Every line of the data must be copied exactly.

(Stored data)
◆ ◆ ◆ ◆ ◆ ◆ ◆
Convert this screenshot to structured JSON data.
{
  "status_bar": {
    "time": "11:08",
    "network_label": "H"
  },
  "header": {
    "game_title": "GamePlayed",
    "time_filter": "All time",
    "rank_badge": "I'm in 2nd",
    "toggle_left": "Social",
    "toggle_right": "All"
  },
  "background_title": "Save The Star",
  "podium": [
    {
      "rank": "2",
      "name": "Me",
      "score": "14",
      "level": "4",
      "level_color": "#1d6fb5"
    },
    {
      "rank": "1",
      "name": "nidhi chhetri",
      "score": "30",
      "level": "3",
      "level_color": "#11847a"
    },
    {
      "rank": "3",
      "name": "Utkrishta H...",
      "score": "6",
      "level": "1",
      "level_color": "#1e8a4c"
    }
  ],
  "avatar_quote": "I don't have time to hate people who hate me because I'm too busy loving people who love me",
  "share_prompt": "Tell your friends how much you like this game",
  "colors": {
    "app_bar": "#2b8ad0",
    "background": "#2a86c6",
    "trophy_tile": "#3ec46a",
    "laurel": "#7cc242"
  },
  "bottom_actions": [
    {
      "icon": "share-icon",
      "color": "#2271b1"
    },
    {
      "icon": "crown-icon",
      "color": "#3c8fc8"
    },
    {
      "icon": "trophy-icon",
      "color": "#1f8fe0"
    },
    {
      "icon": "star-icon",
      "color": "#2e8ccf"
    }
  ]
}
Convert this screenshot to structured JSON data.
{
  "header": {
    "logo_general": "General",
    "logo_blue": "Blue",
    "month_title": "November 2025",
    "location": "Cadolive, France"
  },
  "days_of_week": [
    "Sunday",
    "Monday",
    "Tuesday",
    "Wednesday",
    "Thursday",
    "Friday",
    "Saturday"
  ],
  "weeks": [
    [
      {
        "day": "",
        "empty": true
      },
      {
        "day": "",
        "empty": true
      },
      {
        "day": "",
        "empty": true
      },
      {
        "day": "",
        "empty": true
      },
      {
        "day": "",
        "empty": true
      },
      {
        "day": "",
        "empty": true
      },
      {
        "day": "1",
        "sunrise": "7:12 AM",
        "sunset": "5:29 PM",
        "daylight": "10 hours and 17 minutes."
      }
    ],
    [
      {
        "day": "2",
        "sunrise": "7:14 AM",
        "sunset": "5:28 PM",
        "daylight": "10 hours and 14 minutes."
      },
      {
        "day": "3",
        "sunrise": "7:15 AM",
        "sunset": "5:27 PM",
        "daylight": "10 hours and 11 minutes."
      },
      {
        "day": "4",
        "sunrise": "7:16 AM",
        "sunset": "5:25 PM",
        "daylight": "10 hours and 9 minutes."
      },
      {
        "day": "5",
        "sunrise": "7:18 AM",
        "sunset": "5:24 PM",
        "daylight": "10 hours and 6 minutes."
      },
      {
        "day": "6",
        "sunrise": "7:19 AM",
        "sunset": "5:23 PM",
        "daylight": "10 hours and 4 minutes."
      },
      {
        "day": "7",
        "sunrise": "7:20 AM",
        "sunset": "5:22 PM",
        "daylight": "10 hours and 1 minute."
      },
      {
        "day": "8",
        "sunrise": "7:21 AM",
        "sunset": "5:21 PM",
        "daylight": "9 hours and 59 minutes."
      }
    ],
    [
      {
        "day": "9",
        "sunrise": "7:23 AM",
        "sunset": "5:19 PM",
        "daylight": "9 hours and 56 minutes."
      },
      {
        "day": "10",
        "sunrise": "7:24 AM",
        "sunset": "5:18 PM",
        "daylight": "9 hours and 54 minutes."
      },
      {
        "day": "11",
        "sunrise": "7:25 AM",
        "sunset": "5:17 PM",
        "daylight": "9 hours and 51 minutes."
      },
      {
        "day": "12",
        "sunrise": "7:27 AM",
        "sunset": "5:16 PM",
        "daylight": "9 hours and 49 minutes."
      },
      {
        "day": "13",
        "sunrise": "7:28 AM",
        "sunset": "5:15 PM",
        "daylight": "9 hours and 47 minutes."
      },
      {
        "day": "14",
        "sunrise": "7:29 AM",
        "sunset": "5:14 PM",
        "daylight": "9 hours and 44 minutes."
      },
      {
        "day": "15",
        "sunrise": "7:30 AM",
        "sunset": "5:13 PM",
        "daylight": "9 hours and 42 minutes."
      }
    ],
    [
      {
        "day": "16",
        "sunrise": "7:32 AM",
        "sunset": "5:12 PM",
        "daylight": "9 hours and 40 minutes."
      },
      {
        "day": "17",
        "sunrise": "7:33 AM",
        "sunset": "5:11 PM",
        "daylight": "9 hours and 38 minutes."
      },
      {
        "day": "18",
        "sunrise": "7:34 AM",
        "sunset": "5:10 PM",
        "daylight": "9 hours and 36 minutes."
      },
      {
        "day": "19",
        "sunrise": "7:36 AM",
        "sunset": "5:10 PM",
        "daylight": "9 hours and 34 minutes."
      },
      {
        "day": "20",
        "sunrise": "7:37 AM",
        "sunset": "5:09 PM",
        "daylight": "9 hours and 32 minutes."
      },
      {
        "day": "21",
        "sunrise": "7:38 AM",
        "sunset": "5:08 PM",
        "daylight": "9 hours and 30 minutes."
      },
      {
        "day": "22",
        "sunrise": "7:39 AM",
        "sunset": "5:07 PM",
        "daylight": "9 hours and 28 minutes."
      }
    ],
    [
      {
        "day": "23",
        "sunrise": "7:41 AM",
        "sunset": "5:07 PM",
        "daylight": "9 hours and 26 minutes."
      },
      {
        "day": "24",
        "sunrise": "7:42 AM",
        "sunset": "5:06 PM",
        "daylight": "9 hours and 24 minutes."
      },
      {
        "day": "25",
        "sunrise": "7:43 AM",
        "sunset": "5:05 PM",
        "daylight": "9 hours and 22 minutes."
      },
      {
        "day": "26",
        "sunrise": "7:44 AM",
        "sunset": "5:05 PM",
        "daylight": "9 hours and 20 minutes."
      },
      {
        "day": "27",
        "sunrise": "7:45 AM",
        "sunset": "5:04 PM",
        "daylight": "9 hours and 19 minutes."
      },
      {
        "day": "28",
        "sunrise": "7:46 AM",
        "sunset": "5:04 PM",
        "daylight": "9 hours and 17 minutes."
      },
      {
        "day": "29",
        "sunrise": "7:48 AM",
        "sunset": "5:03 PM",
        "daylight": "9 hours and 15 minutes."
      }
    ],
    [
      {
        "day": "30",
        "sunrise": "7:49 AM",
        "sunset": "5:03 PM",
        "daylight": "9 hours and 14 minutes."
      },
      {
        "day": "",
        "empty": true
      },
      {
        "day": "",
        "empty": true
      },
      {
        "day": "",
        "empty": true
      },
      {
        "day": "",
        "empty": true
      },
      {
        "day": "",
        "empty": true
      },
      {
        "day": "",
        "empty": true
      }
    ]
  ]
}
◆ ◆ ◆ ◆ ◆ ◆ ◆
◆ Solution:
Convert this screenshot to structured JSON data.
{
  "status_bar": {
    "time": "11:08",
    "network_label": "H"
  },
  "header": {
    "game_title": "GamePlayed",
    "time_filter": "All time",
    "rank_badge": "I'm in 2nd",
    "toggle_left": "Social",
    "toggle_right": "All"
  },
  "background_title": "Save The Star",
  "podium": [
    {
      "rank": "2",
      "name": "Me",
      "score": "14",
      "level": "4",
      "level_color": "#1d6fb5"
    },
    {
      "rank": "1",
      "name": "nidhi chhetri",
      "score": "30",
      "level": "3",
      "level_color": "#11847a"
    },
    {
      "rank": "3",
      "name": "Utkrishta H...",
      "score": "6",
      "level": "1",
      "level_color": "#1e8a4c"
    }
  ],
  "avatar_quote": "I don't have time to hate people who hate me because I'm too busy loving people who love me",
  "share_prompt": "Tell your friends how much you like this game",
  "colors": {
    "app_bar": "#2b8ad0",
    "background": "#2a86c6",
    "trophy_tile": "#3ec46a",
    "laurel": "#7cc242"
  },
  "bottom_actions": [
    {
      "icon": "share-icon",
      "color": "#2271b1"
    },
    {
      "icon": "crown-icon",
      "color": "#3c8fc8"
    },
    {
      "icon": "trophy-icon",
      "color": "#1f8fe0"
    },
    {
      "icon": "star-icon",
      "color": "#2e8ccf"
    }
  ]
}
Convert this screenshot to structured JSON data.
{
  "header": {
    "logo_general": "General",
    "logo_blue": "Blue",
    "month_title": "November 2025",
    "location": "Cadolive, France"
  },
  "days_of_week": [
    "Sunday",
    "Monday",
    "Tuesday",
    "Wednesday",
    "Thursday",
    "Friday",
    "Saturday"
  ],
  "weeks": [
    [
      {
        "day": "",
        "empty": true
      },
      {
        "day": "",
        "empty": true
      },
      {
        "day": "",
        "empty": true
      },
      {
        "day": "",
        "empty": true
      },
      {
        "day": "",
        "empty": true
      },
      {
        "day": "",
        "empty": true
      },
      {
        "day": "1",
        "sunrise": "7:12 AM",
        "sunset": "5:29 PM",
        "daylight": "10 hours and 17 minutes."
      }
    ],
    [
      {
        "day": "2",
        "sunrise": "7:14 AM",
        "sunset": "5:28 PM",
        "daylight": "10 hours and 14 minutes."
      },
      {
        "day": "3",
        "sunrise": "7:15 AM",
        "sunset": "5:27 PM",
        "daylight": "10 hours and 11 minutes."
      },
      {
        "day": "4",
        "sunrise": "7:16 AM",
        "sunset": "5:25 PM",
        "daylight": "10 hours and 9 minutes."
      },
      {
        "day": "5",
        "sunrise": "7:18 AM",
        "sunset": "5:24 PM",
        "daylight": "10 hours and 6 minutes."
      },
      {
        "day": "6",
        "sunrise": "7:19 AM",
        "sunset": "5:23 PM",
        "daylight": "10 hours and 4 minutes."
      },
      {
        "day": "7",
        "sunrise": "7:20 AM",
        "sunset": "5:22 PM",
        "daylight": "10 hours and 1 minute."
      },
      {
        "day": "8",
        "sunrise": "7:21 AM",
        "sunset": "5:21 PM",
        "daylight": "9 hours and 59 minutes."
      }
    ],
    [
      {
        "day": "9",
        "sunrise": "7:23 AM",
        "sunset": "5:19 PM",
        "daylight": "9 hours and 56 minutes."
      },
      {
        "day": "10",
        "sunrise": "7:24 AM",
        "sunset": "5:18 PM",
        "daylight": "9 hours and 54 minutes."
      },
      {
        "day": "11",
        "sunrise": "7:25 AM",
        "sunset": "5:17 PM",
        "daylight": "9 hours and 51 minutes."
      },
      {
        "day": "12",
        "sunrise": "7:27 AM",
        "sunset": "5:16 PM",
        "daylight": "9 hours and 49 minutes."
      },
      {
        "day": "13",
        "sunrise": "7:28 AM",
        "sunset": "5:15 PM",
        "daylight": "9 hours and 47 minutes."
      },
      {
        "day": "14",
        "sunrise": "7:29 AM",
        "sunset": "5:14 PM",
        "daylight": "9 hours and 44 minutes."
      },
      {
        "day": "15",
        "sunrise": "7:30 AM",
        "sunset": "5:13 PM",
        "daylight": "9 hours and 42 minutes."
      }
    ],
    [
      {
        "day": "16",
        "sunrise": "7:32 AM",
        "sunset": "5:12 PM",
        "daylight": "9 hours and 40 minutes."
      },
      {
        "day": "17",
        "sunrise": "7:33 AM",
        "sunset": "5:11 PM",
        "daylight": "9 hours and 38 minutes."
      },
      {
        "day": "18",
        "sunrise": "7:34 AM",
        "sunset": "5:10 PM",
        "daylight": "9 hours and 36 minutes."
      },
      {
        "day": "19",
        "sunrise": "7:36 AM",
        "sunset": "5:10 PM",
        "daylight": "9 hours and 34 minutes."
      },
      {
        "day": "20",
        "sunrise": "7:37 AM",
        "sunset": "5:09 PM",
        "daylight": "9 hours and 32 minutes."
      },
      {
        "day": "21",
        "sunrise": "7:38 AM",
        "sunset": "5:08 PM",
        "daylight": "9 hours and 30 minutes."
      },
      {
        "day": "22",
        "sunrise": "7:39 AM",
        "sunset": "5:07 PM",
        "daylight": "9 hours and 28 minutes."
      }
    ],
    [
      {
        "day": "23",
        "sunrise": "7:41 AM",
        "sunset": "5:07 PM",
        "daylight": "9 hours and 26 minutes."
      },
      {
        "day": "24",
        "sunrise": "7:42 AM",
        "sunset": "5:06 PM",
        "daylight": "9 hours and 24 minutes."
      },
      {
        "day": "25",
        "sunrise": "7:43 AM",
        "sunset": "5:05 PM",
        "daylight": "9 hours and 22 minutes."
      },
      {
        "day": "26",
        "sunrise": "7:44 AM",
        "sunset": "5:05 PM",
        "daylight": "9 hours and 20 minutes."
      },
      {
        "day": "27",
        "sunrise": "7:45 AM",
        "sunset": "5:04 PM",
        "daylight": "9 hours and 19 minutes."
      },
      {
        "day": "28",
        "sunrise": "7:46 AM",
        "sunset": "5:04 PM",
        "daylight": "9 hours and 17 minutes."
      },
      {
        "day": "29",
        "sunrise": "7:48 AM",
        "sunset": "5:03 PM",
        "daylight": "9 hours and 15 minutes."
      }
    ],
    [
      {
        "day": "30",
        "sunrise": "7:49 AM",
        "sunset": "5:03 PM",
        "daylight": "9 hours and 14 minutes."
      },
      {
        "day": "",
        "empty": true
      },
      {
        "day": "",
        "empty": true
      },
      {
        "day": "",
        "empty": true
      },
      {
        "day": "",
        "empty": true
      },
      {
        "day": "",
        "empty": true
      },
      {
        "day": "",
        "empty": true
      }
    ]
  ]
}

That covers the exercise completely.